━━━━━ PROVIDED ENTRIES
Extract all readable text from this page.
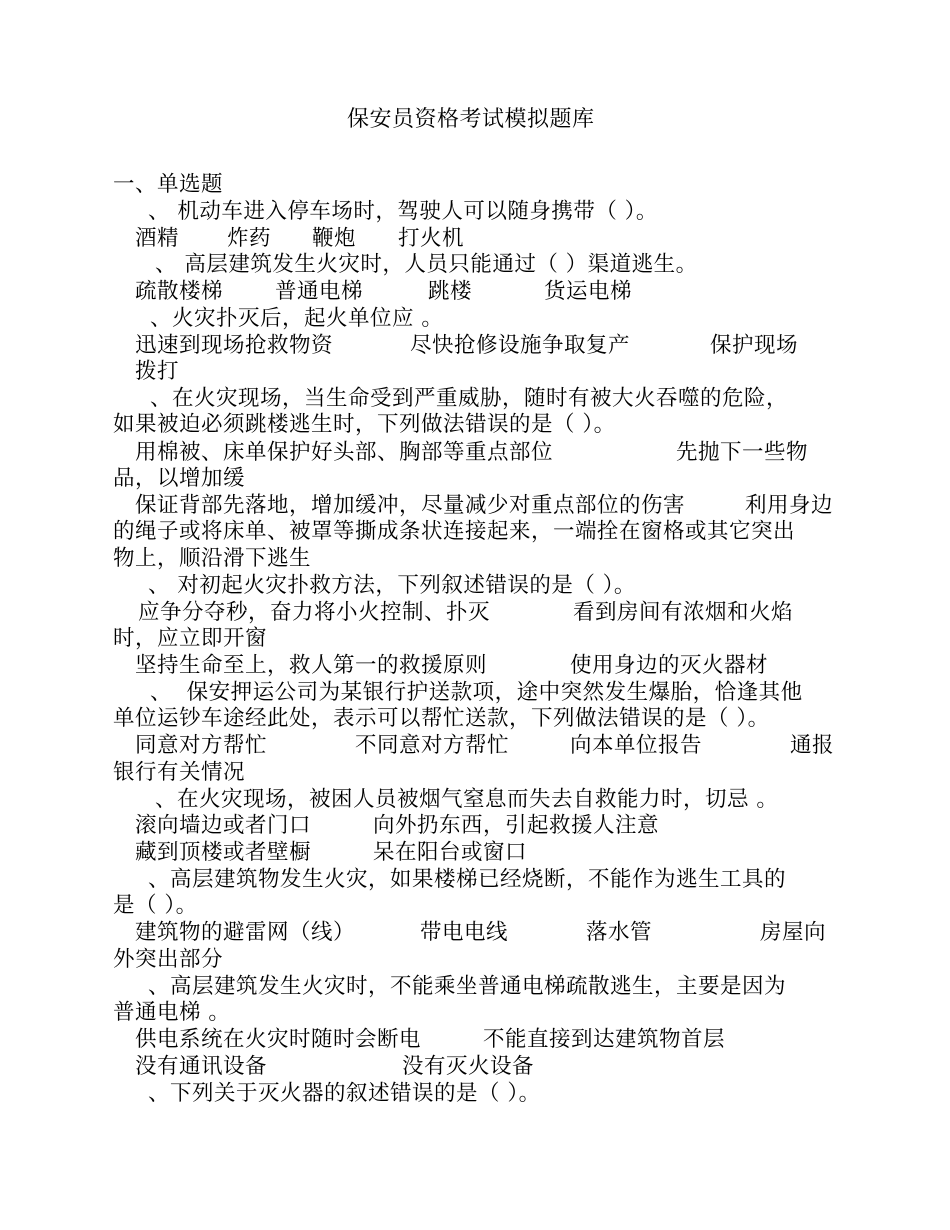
保安员资格考试模拟题库
一、单选题
、 机动车进入停车场时，驾驶人可以随身携带（ ）。
酒精 炸药 鞭炮 打火机
、 高层建筑发生火灾时，人员只能通过（ ）渠道逃生。
疏散楼梯 普通电梯	跳楼	货运电梯
、火灾扑灭后，起火单位应 。
迅速到现场抢救物资	尽快抢修设施争取复产	保护现场
拨打
、在火灾现场，当生命受到严重威胁，随时有被大火吞噬的危险，
如果被迫必须跳楼逃生时，下列做法错误的是（ ）。
用棉被、床单保护好头部、胸部等重点部位	先抛下一些物
品，以增加缓
保证背部先落地，增加缓冲，尽量减少对重点部位的伤害	利用身边
的绳子或将床单、被罩等撕成条状连接起来，一端拴在窗格或其它突出
物上，顺沿滑下逃生
、 对初起火灾扑救方法，下列叙述错误的是（ ）。
应争分夺秒，奋力将小火控制、扑灭	看到房间有浓烟和火焰
时，应立即开窗
坚持生命至上，救人第一的救援原则	使用身边的灭火器材
、  保安押运公司为某银行护送款项，途中突然发生爆胎，恰逢其他
单位运钞车途经此处，表示可以帮忙送款，下列做法错误的是（ ）。
同意对方帮忙	不同意对方帮忙	向本单位报告	通报
银行有关情况
、在火灾现场，被困人员被烟气窒息而失去自救能力时，切忌 。
滚向墙边或者门口	向外扔东西，引起救援人注意
藏到顶楼或者壁橱	呆在阳台或窗口
、高层建筑物发生火灾，如果楼梯已经烧断，不能作为逃生工具的
是（ ）。
建筑物的避雷网（线）	带电电线	落水管	房屋向
外突出部分
、高层建筑发生火灾时，不能乘坐普通电梯疏散逃生，主要是因为
普通电梯 。
供电系统在火灾时随时会断电	不能直接到达建筑物首层
没有通讯设备	没有灭火设备
、下列关于灭火器的叙述错误的是（ ）。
━━━━━━━━━━
Pull out all lines of the data with the string "下列做法错误的是".

TASK ANSWER:
如果被迫必须跳楼逃生时，下列做法错误的是（ ）。
单位运钞车途经此处，表示可以帮忙送款，下列做法错误的是（ ）。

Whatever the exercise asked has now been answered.